• _The request_
Spot each line in the records below where the word "this" occurs, then copy it.

• _Dataset extract_
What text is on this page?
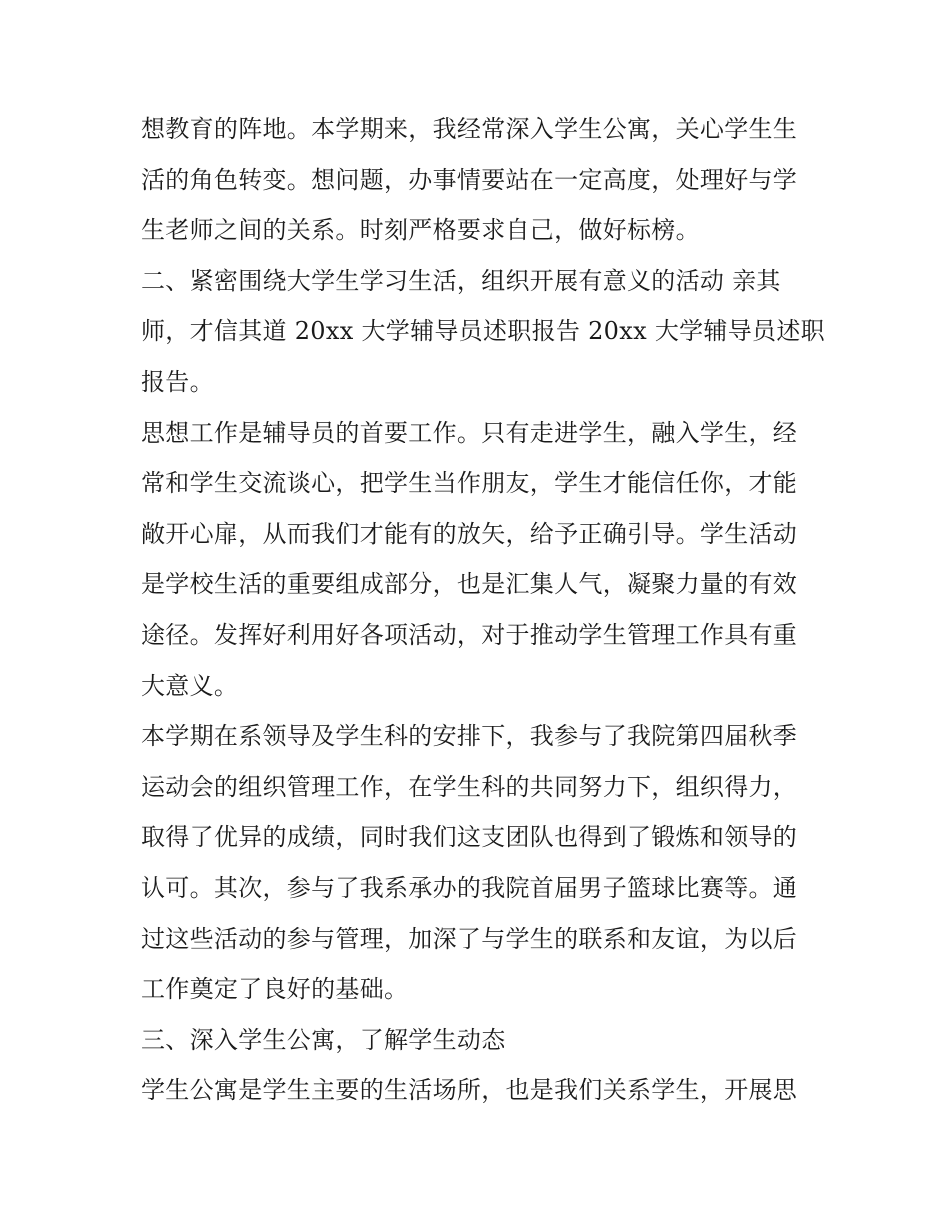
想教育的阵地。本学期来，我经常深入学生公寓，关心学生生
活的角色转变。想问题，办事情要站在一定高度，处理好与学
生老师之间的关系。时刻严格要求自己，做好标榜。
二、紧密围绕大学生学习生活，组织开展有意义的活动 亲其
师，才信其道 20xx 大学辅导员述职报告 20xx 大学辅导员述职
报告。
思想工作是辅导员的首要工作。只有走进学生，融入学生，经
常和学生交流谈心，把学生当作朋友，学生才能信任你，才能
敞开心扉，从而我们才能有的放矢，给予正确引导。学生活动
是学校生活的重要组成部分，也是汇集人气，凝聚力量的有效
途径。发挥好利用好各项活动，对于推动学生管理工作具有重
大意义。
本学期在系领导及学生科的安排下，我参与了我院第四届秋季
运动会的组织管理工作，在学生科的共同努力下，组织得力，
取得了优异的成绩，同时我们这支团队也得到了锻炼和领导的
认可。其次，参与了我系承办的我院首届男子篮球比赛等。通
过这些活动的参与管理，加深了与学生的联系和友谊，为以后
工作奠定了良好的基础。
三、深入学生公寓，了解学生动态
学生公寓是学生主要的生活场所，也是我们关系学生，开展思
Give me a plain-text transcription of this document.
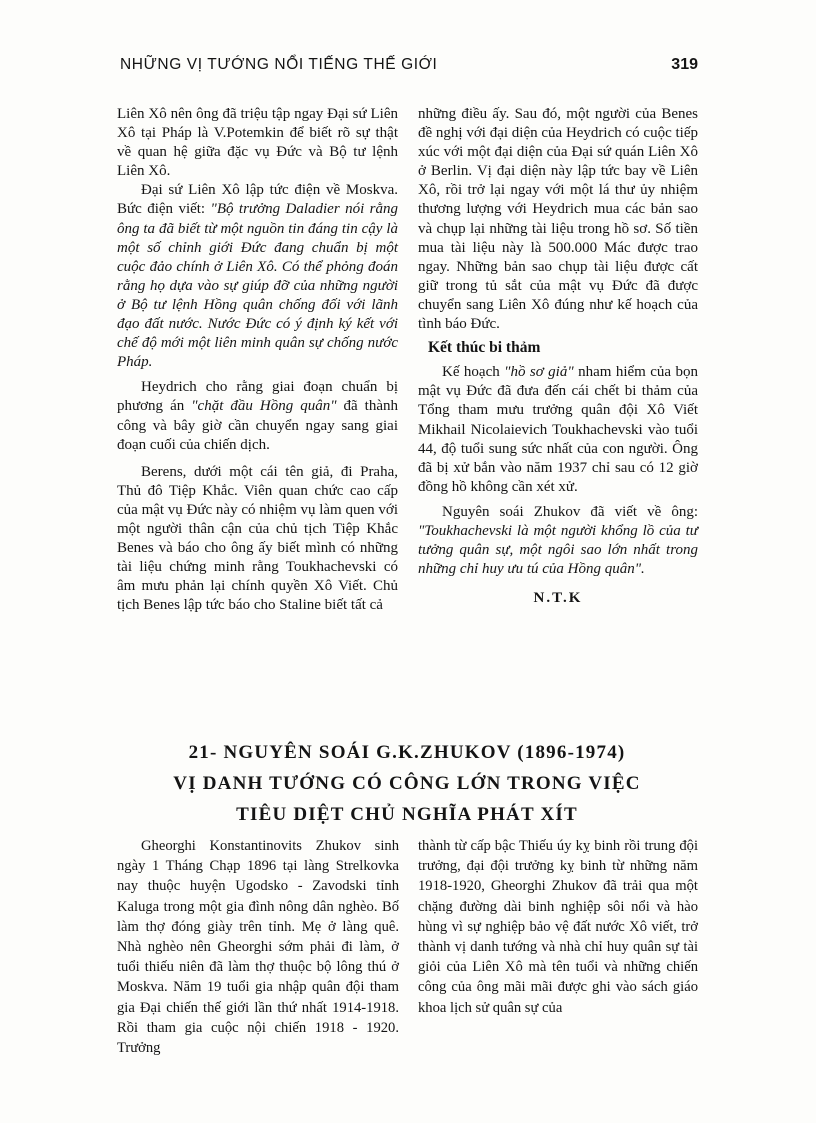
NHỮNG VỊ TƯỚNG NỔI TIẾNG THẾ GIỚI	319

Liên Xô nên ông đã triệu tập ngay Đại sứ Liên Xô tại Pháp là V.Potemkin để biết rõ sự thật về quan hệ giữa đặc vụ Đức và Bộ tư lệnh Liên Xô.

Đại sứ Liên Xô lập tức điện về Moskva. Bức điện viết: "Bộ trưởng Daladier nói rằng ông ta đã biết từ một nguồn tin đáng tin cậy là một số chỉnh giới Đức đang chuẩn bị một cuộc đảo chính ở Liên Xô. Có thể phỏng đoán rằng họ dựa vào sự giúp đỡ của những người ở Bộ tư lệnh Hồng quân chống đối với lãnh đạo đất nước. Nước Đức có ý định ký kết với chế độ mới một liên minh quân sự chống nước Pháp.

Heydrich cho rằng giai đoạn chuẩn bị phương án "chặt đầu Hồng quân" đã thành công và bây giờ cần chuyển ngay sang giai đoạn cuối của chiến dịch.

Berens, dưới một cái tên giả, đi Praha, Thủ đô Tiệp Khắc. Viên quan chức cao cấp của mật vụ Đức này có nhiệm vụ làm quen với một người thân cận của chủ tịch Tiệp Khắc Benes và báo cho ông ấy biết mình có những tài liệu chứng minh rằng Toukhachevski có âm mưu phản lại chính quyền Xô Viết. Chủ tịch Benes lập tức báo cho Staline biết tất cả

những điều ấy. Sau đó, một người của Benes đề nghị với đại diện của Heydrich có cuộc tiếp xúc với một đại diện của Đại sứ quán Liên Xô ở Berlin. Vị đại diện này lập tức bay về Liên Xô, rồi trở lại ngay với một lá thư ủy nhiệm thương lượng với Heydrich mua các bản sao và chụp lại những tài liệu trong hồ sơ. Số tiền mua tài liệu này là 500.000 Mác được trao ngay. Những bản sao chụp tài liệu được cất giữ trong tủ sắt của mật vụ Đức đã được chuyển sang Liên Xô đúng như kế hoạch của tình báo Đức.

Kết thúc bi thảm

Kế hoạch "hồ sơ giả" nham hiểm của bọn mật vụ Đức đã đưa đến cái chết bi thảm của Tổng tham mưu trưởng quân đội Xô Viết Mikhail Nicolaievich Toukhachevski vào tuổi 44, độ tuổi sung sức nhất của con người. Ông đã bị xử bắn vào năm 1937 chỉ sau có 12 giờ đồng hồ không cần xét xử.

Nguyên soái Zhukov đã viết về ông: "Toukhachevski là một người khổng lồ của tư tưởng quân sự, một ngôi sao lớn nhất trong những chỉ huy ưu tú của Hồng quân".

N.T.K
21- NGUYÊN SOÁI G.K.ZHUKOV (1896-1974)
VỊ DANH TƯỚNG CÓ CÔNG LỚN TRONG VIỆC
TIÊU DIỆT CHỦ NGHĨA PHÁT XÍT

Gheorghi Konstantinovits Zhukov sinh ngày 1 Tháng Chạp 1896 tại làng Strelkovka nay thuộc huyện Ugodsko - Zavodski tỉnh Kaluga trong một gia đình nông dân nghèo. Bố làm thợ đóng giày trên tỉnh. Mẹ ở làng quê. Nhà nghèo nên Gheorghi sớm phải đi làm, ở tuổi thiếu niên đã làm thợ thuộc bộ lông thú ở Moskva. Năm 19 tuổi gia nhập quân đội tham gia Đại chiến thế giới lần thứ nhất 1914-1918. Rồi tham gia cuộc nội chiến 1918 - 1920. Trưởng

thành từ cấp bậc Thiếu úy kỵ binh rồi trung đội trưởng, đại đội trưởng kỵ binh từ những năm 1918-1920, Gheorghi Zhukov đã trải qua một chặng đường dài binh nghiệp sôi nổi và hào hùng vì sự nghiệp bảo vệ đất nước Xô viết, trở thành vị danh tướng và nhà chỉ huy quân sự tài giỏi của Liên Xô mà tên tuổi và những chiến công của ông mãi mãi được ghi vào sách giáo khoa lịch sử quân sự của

---

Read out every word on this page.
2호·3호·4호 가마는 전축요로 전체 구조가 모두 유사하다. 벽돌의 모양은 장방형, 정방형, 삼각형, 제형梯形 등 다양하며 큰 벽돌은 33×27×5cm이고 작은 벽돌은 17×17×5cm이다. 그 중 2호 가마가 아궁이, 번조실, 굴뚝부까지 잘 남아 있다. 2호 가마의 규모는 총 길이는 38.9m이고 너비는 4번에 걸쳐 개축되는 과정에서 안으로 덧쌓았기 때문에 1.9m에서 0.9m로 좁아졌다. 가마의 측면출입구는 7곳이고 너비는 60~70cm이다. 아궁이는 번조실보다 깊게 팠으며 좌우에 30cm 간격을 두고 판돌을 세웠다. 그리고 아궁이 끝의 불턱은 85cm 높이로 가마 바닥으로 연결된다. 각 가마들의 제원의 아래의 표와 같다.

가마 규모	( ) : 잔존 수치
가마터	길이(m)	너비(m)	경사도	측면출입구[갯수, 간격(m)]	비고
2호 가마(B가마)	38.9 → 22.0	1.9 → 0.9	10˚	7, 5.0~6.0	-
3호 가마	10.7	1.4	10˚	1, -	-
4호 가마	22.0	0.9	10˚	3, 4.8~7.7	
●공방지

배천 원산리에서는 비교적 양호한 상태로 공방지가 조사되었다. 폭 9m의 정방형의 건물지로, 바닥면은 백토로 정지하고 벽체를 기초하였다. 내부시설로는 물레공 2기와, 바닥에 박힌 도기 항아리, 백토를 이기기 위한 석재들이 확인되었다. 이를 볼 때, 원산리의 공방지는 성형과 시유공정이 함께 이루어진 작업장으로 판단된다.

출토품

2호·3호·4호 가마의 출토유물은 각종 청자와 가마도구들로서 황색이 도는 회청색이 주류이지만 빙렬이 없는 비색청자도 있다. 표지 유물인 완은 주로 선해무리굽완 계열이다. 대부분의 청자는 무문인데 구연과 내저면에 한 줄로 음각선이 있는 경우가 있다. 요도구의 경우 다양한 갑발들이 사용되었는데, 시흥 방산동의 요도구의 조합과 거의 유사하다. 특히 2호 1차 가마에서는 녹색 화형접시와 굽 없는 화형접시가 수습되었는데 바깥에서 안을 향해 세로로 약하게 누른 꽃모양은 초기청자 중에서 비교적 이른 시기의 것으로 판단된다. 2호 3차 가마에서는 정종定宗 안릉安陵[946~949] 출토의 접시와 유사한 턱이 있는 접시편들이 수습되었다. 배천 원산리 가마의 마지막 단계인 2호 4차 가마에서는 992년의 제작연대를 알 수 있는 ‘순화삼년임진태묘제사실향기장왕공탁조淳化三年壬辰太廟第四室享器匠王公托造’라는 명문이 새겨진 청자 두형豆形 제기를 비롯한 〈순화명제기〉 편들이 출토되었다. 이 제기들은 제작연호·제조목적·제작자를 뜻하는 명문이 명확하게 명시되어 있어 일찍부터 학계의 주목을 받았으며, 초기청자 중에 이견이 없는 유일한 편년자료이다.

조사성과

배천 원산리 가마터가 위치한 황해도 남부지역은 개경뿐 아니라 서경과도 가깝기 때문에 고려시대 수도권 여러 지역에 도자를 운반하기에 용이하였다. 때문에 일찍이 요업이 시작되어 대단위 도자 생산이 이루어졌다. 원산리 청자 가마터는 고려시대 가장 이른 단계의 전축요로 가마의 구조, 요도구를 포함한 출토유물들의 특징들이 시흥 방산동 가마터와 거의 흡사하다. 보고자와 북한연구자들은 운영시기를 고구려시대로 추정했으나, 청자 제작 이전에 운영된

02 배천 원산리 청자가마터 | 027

• _Full answer_
What text is on this page?
Give me a plain-text transcription of this document.
Read out every word on this page.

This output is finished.